- **PROMPT**: Look at each line of the records and count those with "title" in them. Please answer with the count alone.

- **DATA PROVIDED**:
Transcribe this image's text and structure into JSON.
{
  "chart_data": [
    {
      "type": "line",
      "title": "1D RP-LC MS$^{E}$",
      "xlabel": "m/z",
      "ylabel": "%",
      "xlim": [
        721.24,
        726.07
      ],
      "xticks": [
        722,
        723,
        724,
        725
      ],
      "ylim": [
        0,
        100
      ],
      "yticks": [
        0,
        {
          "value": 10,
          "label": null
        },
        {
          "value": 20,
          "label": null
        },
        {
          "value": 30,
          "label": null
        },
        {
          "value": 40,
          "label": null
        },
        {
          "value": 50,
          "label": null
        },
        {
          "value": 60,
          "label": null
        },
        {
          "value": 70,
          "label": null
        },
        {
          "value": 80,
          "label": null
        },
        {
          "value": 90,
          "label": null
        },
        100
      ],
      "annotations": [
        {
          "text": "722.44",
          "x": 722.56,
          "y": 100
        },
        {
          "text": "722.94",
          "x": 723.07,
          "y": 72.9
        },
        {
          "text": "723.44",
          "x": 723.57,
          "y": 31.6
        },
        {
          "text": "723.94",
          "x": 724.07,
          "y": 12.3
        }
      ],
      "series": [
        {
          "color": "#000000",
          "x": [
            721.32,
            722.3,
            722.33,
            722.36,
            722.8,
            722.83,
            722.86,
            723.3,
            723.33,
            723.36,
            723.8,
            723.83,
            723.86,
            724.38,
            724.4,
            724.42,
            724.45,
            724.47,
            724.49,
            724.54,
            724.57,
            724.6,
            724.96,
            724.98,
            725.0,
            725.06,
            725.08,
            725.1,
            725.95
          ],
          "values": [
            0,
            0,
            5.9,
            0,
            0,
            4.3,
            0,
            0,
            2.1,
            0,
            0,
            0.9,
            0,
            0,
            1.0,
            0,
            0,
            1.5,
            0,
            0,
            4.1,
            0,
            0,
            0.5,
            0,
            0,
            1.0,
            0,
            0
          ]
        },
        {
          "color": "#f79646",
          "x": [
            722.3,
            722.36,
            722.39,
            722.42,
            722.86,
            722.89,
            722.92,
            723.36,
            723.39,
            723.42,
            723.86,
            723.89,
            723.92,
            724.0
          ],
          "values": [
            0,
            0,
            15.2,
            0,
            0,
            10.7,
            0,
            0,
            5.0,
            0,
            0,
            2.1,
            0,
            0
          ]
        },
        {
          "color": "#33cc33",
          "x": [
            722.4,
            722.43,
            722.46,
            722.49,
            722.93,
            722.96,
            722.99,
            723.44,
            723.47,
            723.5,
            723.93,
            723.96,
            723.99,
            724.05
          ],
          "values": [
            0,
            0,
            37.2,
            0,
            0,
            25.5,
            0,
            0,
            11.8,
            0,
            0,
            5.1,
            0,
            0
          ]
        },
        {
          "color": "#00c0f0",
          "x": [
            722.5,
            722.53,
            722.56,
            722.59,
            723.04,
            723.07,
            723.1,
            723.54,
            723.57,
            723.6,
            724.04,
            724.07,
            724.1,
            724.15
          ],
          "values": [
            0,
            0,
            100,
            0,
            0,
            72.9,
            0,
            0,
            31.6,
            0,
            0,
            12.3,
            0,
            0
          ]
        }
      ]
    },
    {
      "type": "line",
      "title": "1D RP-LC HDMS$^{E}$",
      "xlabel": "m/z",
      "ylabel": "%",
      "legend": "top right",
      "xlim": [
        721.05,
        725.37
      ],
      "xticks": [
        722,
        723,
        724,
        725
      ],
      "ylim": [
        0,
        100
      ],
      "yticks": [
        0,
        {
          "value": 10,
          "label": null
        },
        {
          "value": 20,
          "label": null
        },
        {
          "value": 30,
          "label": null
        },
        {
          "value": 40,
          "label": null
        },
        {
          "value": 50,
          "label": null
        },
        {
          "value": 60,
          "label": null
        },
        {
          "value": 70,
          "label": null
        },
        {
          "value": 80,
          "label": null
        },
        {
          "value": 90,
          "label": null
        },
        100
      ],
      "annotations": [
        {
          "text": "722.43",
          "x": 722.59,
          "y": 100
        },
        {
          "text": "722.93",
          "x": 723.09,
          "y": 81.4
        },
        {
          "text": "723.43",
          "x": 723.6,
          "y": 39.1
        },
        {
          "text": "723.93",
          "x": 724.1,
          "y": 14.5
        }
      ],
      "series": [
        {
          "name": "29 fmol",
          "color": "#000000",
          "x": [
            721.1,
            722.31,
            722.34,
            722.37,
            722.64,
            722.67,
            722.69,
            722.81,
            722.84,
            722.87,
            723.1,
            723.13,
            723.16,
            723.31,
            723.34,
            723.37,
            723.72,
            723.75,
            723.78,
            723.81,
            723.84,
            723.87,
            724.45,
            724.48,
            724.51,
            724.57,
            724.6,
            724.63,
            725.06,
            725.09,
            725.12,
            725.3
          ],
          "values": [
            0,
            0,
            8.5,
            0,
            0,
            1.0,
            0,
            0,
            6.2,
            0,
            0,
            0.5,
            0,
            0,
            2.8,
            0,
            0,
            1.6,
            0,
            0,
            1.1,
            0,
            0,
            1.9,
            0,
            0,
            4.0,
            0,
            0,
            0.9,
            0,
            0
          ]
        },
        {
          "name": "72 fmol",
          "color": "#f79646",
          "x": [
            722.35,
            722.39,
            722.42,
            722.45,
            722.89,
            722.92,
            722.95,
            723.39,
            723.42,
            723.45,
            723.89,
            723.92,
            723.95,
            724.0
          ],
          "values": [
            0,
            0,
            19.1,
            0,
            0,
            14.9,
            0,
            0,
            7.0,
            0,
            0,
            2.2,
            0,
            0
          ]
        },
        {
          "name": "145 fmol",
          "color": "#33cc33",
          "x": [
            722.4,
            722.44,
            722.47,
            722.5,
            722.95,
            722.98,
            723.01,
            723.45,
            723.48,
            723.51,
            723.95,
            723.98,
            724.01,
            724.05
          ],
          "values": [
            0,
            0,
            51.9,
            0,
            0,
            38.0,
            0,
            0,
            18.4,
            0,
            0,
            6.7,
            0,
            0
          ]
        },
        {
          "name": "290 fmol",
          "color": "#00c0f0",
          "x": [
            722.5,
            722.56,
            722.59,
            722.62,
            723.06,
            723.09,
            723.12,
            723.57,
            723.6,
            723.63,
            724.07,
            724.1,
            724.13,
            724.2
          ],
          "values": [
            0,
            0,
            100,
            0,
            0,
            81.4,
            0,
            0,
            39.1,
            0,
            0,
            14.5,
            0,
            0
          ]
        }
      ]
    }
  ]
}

- **CORRECT RESPONSE**: 2